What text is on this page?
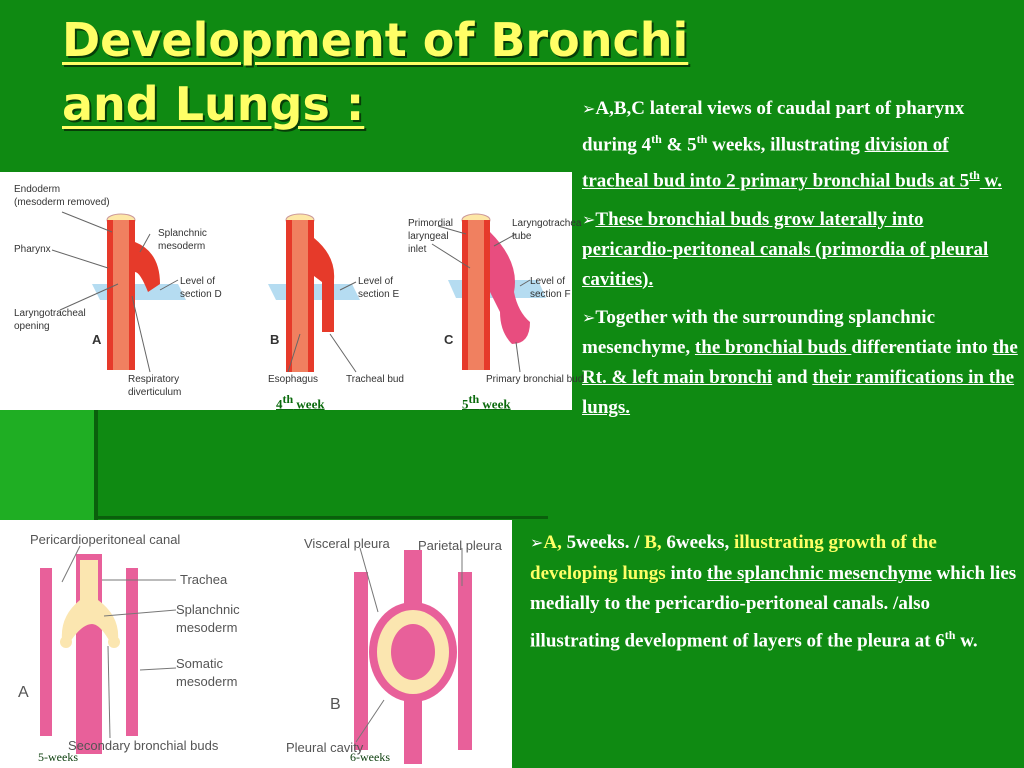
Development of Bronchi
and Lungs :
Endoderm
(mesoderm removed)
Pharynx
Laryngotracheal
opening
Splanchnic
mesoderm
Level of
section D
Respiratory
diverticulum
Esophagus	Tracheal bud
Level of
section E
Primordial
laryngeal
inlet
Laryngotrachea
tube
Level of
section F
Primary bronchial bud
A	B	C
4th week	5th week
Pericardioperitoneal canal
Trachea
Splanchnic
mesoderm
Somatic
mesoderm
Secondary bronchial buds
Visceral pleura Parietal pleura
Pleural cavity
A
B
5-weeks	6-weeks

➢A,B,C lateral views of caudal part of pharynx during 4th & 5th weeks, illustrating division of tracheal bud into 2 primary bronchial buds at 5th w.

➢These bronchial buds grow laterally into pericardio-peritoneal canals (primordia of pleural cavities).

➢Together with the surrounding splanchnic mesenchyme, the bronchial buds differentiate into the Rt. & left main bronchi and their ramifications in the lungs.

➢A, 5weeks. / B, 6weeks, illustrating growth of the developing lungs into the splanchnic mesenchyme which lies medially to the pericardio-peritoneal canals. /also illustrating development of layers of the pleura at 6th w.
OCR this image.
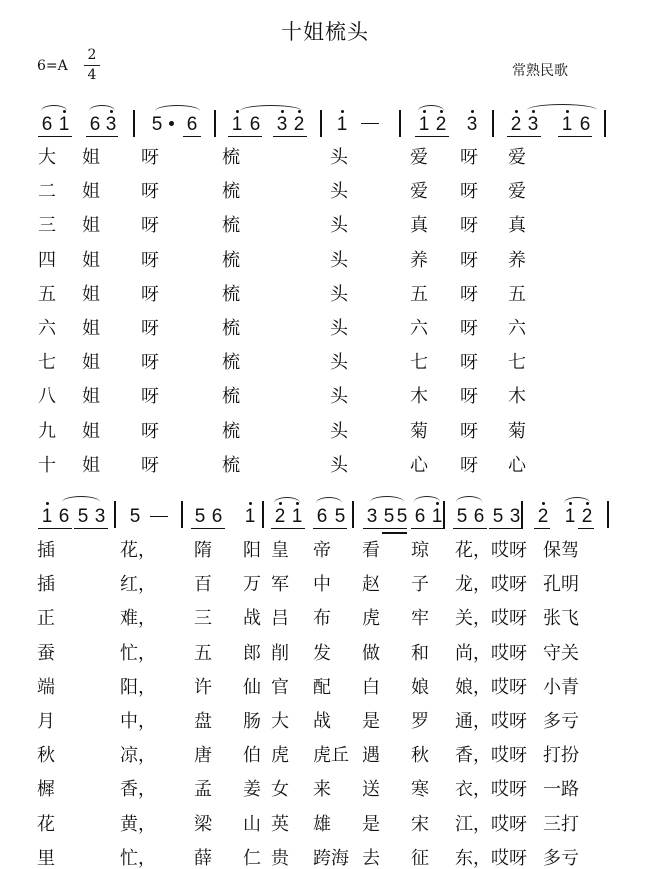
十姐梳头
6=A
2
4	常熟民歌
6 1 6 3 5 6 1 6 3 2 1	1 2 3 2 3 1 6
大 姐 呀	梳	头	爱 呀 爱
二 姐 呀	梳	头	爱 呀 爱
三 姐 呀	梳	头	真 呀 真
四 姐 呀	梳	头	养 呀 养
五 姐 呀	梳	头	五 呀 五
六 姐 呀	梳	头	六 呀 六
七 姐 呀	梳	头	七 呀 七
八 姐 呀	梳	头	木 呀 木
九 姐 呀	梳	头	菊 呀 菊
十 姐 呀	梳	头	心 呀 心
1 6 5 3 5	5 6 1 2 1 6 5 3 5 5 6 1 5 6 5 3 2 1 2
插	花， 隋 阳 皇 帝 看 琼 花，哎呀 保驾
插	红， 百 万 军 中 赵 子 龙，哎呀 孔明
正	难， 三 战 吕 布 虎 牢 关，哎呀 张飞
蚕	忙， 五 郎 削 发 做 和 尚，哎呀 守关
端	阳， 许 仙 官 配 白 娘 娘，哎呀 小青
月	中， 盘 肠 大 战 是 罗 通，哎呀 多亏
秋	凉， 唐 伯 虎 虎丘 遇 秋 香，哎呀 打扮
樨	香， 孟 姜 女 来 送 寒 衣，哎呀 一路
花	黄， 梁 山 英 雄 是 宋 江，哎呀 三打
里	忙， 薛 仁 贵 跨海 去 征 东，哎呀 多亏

● ● ● ● ●

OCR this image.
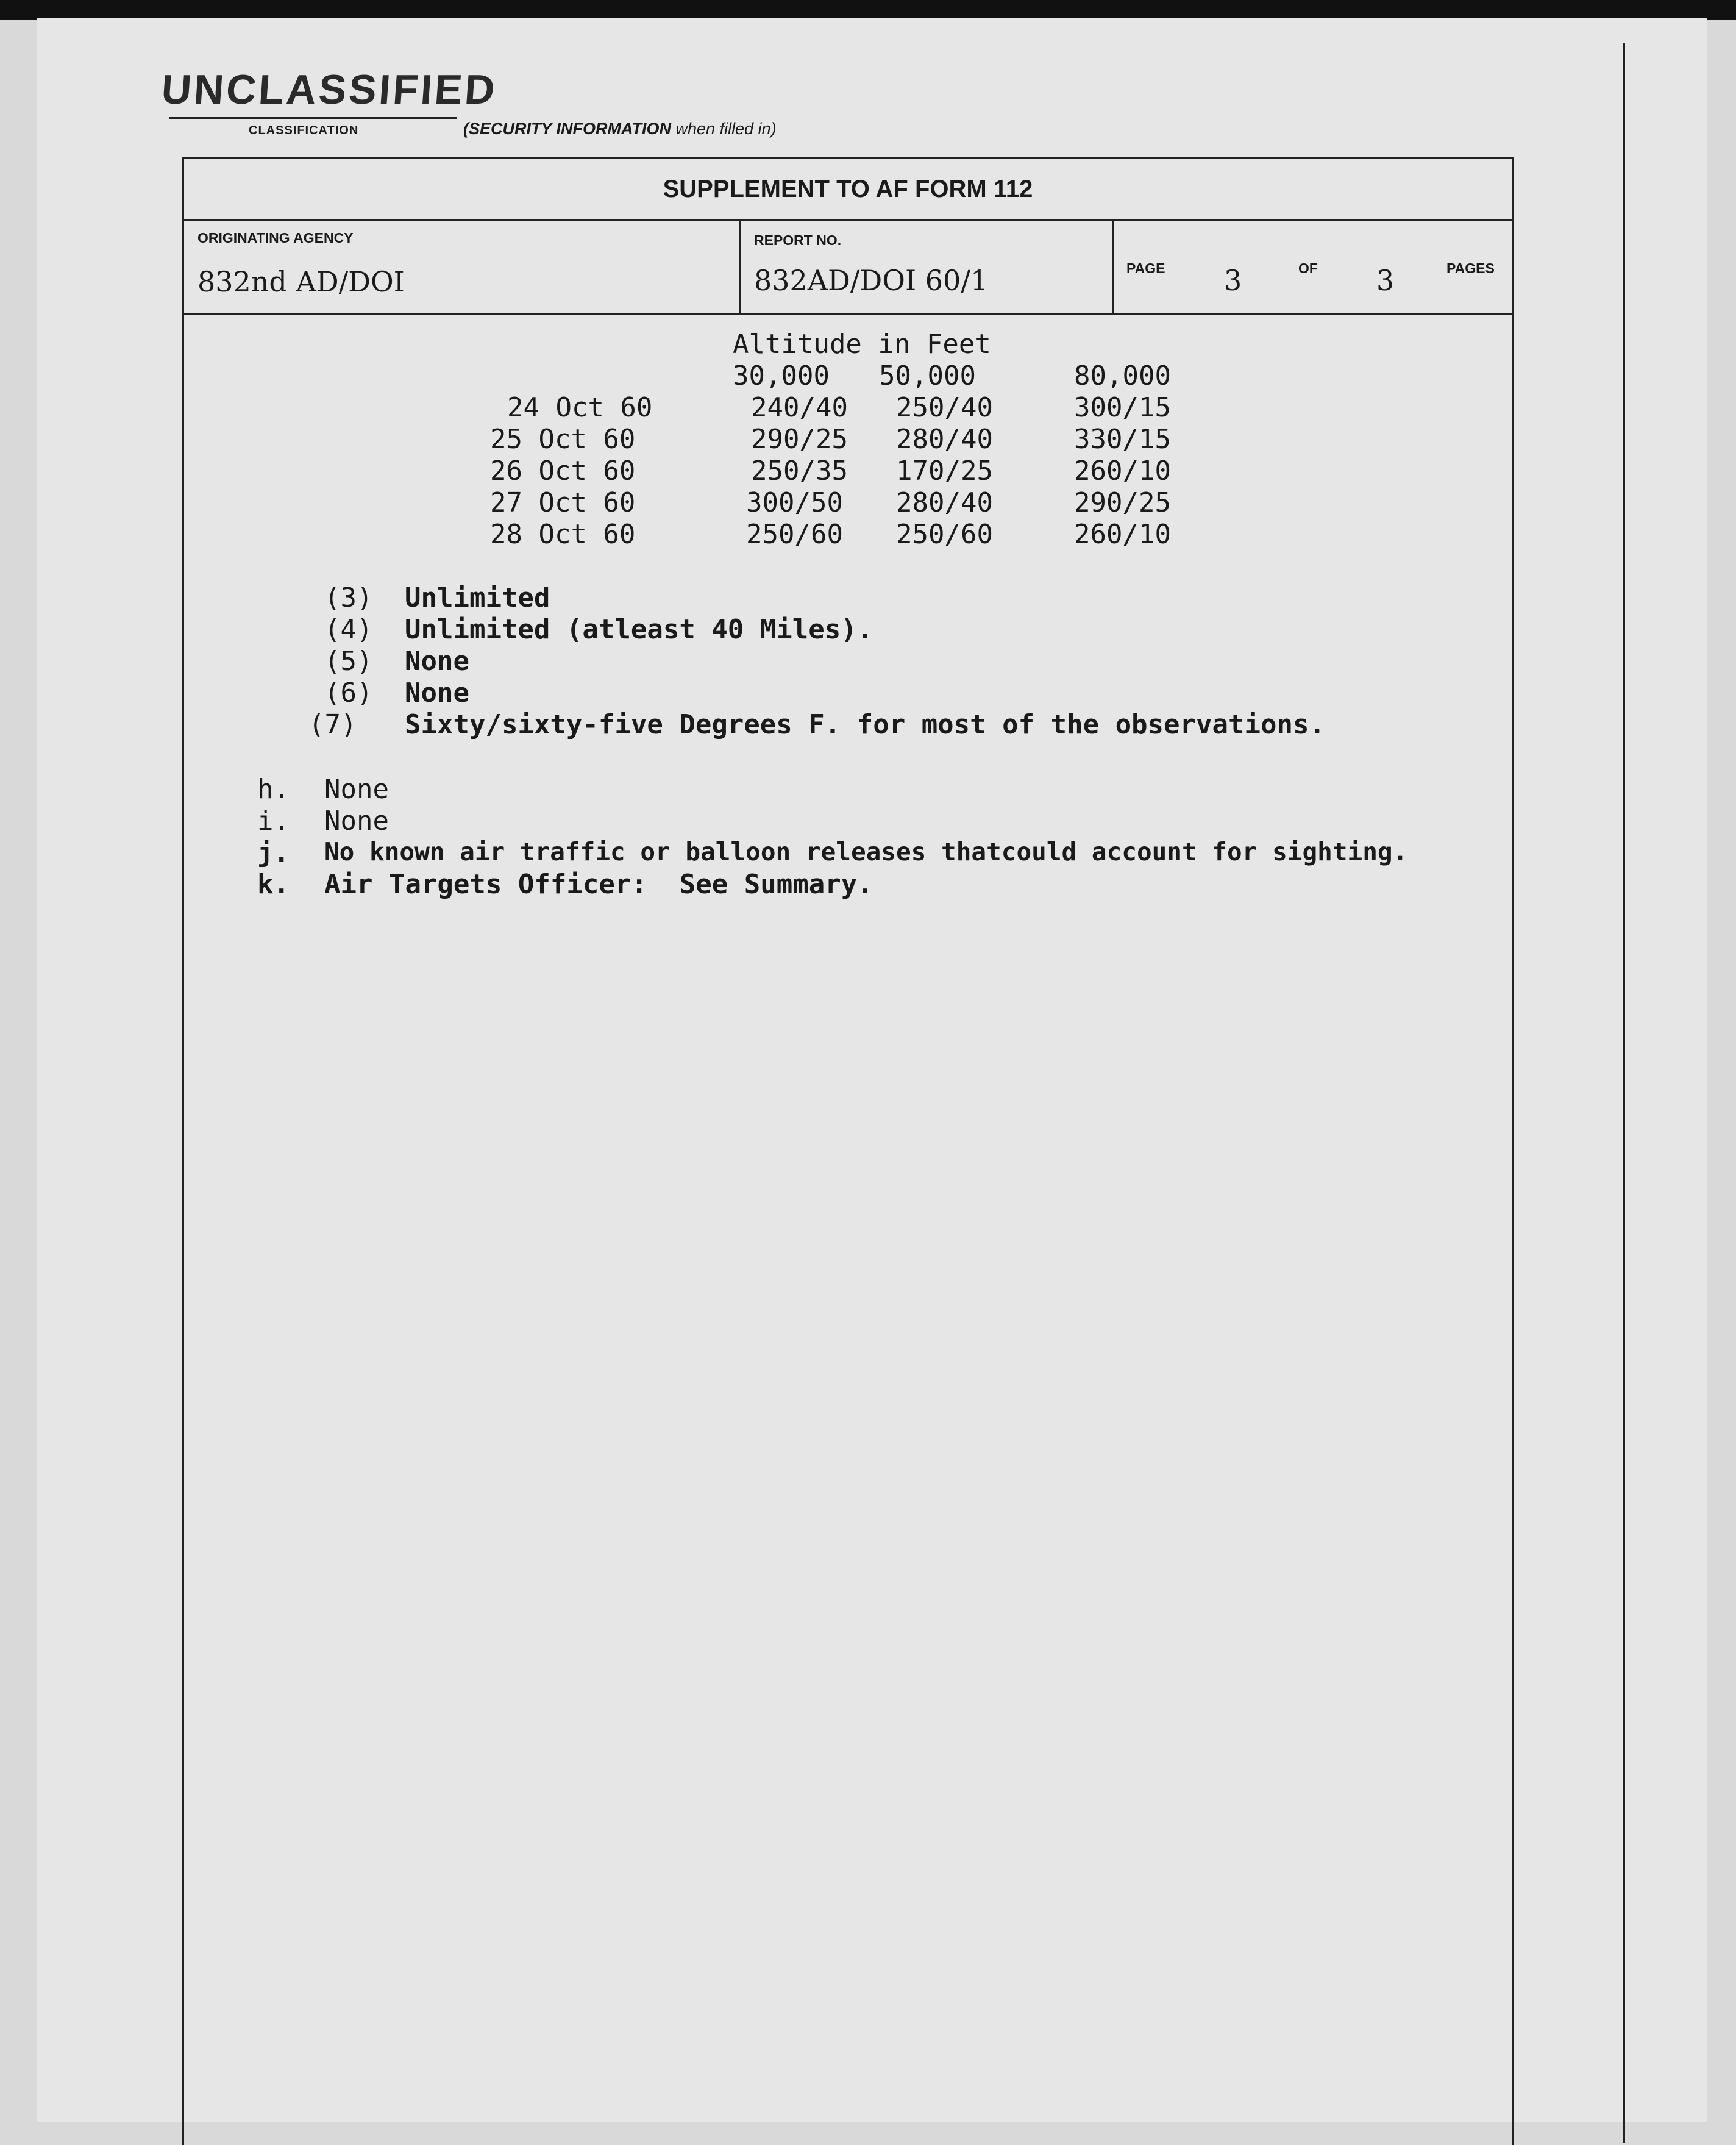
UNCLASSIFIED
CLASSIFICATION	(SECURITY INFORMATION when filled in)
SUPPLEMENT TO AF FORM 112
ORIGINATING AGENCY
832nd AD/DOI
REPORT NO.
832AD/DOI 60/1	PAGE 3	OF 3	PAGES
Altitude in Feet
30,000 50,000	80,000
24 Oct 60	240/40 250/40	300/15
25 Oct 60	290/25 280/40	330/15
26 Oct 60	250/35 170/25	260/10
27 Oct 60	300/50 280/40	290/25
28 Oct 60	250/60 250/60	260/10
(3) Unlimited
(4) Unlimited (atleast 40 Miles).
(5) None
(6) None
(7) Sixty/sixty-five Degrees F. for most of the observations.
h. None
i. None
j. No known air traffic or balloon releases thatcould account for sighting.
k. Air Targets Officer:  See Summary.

● ● ● ● ●

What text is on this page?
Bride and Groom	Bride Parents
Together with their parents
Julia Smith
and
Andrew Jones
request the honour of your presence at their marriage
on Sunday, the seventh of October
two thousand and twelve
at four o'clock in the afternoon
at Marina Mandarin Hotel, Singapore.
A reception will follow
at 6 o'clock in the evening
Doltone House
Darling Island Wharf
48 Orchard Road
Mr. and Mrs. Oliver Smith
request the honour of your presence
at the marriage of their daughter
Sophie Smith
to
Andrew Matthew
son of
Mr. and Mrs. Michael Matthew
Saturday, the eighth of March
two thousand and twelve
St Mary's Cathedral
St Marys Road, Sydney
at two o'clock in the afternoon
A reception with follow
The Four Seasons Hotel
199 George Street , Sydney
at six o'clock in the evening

● ● ● ● ●

> [Your goal]
Return, from the data, each line that has the word "mesenchyme" in it.

> [Full output]
➢Together with the surrounding splanchnic mesenchyme, the bronchial buds differentiate into the Rt. & left main bronchi and their ramifications in the lungs.
➢A, 5weeks. / B, 6weeks, illustrating growth of the developing lungs into the splanchnic mesenchyme which lies medially to the pericardio-peritoneal canals. /also illustrating development of layers of the pleura at 6th w.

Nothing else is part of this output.